START

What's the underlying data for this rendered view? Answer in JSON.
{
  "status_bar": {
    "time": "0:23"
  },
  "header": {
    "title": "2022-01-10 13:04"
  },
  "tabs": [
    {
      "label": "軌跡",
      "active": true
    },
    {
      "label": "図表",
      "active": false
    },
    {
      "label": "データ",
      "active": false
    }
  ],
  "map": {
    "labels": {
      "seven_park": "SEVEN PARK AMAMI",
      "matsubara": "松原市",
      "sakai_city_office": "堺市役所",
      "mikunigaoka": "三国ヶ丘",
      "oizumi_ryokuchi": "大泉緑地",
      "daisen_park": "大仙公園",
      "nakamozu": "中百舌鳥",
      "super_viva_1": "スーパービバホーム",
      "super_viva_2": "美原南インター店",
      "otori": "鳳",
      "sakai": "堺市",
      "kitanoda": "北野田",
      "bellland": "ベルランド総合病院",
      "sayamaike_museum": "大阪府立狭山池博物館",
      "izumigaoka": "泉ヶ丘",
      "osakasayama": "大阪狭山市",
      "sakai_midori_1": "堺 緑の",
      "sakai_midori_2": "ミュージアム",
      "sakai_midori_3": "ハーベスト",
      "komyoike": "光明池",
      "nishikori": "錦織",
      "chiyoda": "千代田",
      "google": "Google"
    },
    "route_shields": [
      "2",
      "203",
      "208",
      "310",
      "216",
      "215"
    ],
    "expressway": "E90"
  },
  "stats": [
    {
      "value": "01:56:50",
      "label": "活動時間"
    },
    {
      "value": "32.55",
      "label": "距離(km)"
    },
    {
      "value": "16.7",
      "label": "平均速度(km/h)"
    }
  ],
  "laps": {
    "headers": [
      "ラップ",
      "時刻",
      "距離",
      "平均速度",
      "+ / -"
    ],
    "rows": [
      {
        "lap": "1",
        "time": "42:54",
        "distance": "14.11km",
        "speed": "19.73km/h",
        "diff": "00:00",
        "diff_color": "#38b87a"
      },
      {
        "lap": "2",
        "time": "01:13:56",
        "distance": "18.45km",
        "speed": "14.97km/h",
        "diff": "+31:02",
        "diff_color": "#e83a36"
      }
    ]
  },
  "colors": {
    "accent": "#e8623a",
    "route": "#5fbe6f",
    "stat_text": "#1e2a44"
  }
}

END

Objective: Retype all the material above precisely, with no line left out.

Expected answer:
What's the underlying data for this rendered view? Answer in JSON.
{
  "status_bar": {
    "time": "0:23"
  },
  "header": {
    "title": "2022-01-10 13:04"
  },
  "tabs": [
    {
      "label": "軌跡",
      "active": true
    },
    {
      "label": "図表",
      "active": false
    },
    {
      "label": "データ",
      "active": false
    }
  ],
  "map": {
    "labels": {
      "seven_park": "SEVEN PARK AMAMI",
      "matsubara": "松原市",
      "sakai_city_office": "堺市役所",
      "mikunigaoka": "三国ヶ丘",
      "oizumi_ryokuchi": "大泉緑地",
      "daisen_park": "大仙公園",
      "nakamozu": "中百舌鳥",
      "super_viva_1": "スーパービバホーム",
      "super_viva_2": "美原南インター店",
      "otori": "鳳",
      "sakai": "堺市",
      "kitanoda": "北野田",
      "bellland": "ベルランド総合病院",
      "sayamaike_museum": "大阪府立狭山池博物館",
      "izumigaoka": "泉ヶ丘",
      "osakasayama": "大阪狭山市",
      "sakai_midori_1": "堺 緑の",
      "sakai_midori_2": "ミュージアム",
      "sakai_midori_3": "ハーベスト",
      "komyoike": "光明池",
      "nishikori": "錦織",
      "chiyoda": "千代田",
      "google": "Google"
    },
    "route_shields": [
      "2",
      "203",
      "208",
      "310",
      "216",
      "215"
    ],
    "expressway": "E90"
  },
  "stats": [
    {
      "value": "01:56:50",
      "label": "活動時間"
    },
    {
      "value": "32.55",
      "label": "距離(km)"
    },
    {
      "value": "16.7",
      "label": "平均速度(km/h)"
    }
  ],
  "laps": {
    "headers": [
      "ラップ",
      "時刻",
      "距離",
      "平均速度",
      "+ / -"
    ],
    "rows": [
      {
        "lap": "1",
        "time": "42:54",
        "distance": "14.11km",
        "speed": "19.73km/h",
        "diff": "00:00",
        "diff_color": "#38b87a"
      },
      {
        "lap": "2",
        "time": "01:13:56",
        "distance": "18.45km",
        "speed": "14.97km/h",
        "diff": "+31:02",
        "diff_color": "#e83a36"
      }
    ]
  },
  "colors": {
    "accent": "#e8623a",
    "route": "#5fbe6f",
    "stat_text": "#1e2a44"
  }
}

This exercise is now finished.